Source records
"""

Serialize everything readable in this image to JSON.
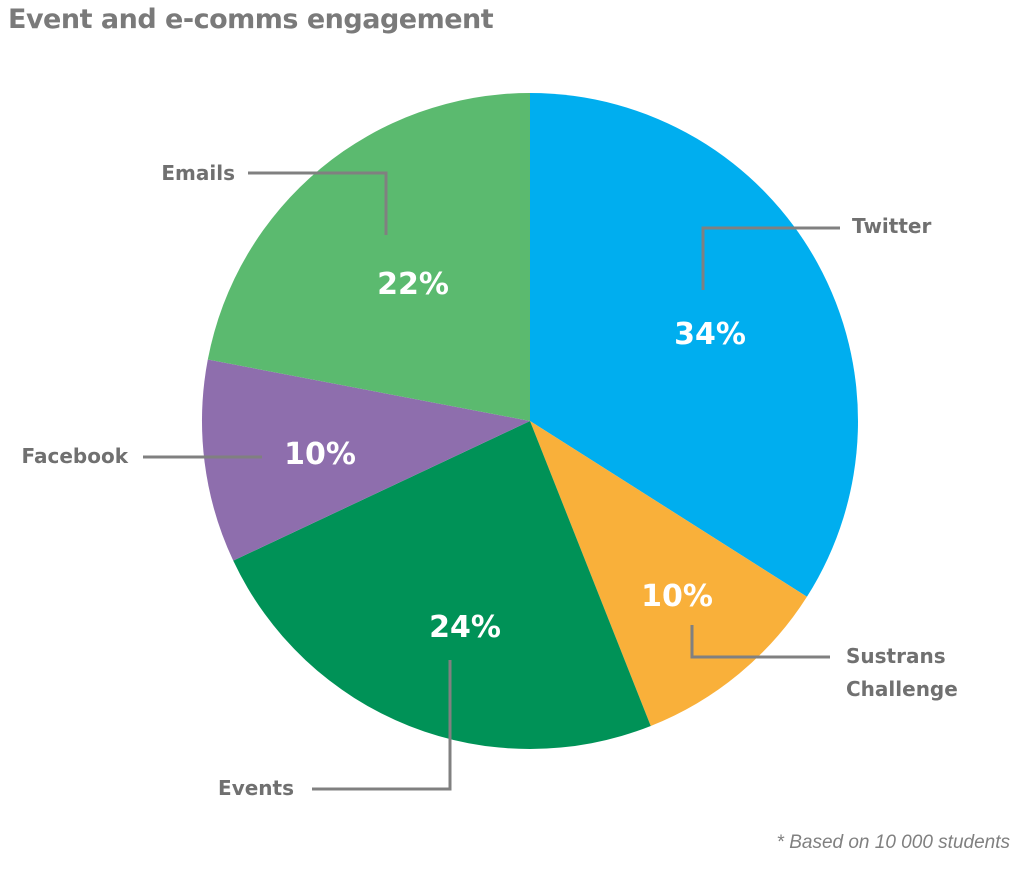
{
  "chart_data": {
    "type": "pie",
    "title": "Event and e-comms engagement",
    "footnote": "* Based on 10 000 students",
    "start": "12 o'clock, clockwise",
    "slices": [
      {
        "label": "Twitter",
        "value": 34,
        "value_label": "34%",
        "color": "#00aeef"
      },
      {
        "label": "Sustrans Challenge",
        "label_lines": [
          "Sustrans",
          "Challenge"
        ],
        "value": 10,
        "value_label": "10%",
        "color": "#f9b03a"
      },
      {
        "label": "Events",
        "value": 24,
        "value_label": "24%",
        "color": "#009257"
      },
      {
        "label": "Facebook",
        "value": 10,
        "value_label": "10%",
        "color": "#8e6ead"
      },
      {
        "label": "Emails",
        "value": 22,
        "value_label": "22%",
        "color": "#5bba6f"
      }
    ],
    "leader_color": "#808080"
  }
}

"""

= PROBLEM DETAILS =
All of the records need repeating exactly, except for the pictures.

= RESULT =
Serialize everything readable in this image to JSON.
{
  "chart_data": {
    "type": "pie",
    "title": "Event and e-comms engagement",
    "footnote": "* Based on 10 000 students",
    "start": "12 o'clock, clockwise",
    "slices": [
      {
        "label": "Twitter",
        "value": 34,
        "value_label": "34%",
        "color": "#00aeef"
      },
      {
        "label": "Sustrans Challenge",
        "label_lines": [
          "Sustrans",
          "Challenge"
        ],
        "value": 10,
        "value_label": "10%",
        "color": "#f9b03a"
      },
      {
        "label": "Events",
        "value": 24,
        "value_label": "24%",
        "color": "#009257"
      },
      {
        "label": "Facebook",
        "value": 10,
        "value_label": "10%",
        "color": "#8e6ead"
      },
      {
        "label": "Emails",
        "value": 22,
        "value_label": "22%",
        "color": "#5bba6f"
      }
    ],
    "leader_color": "#808080"
  }
}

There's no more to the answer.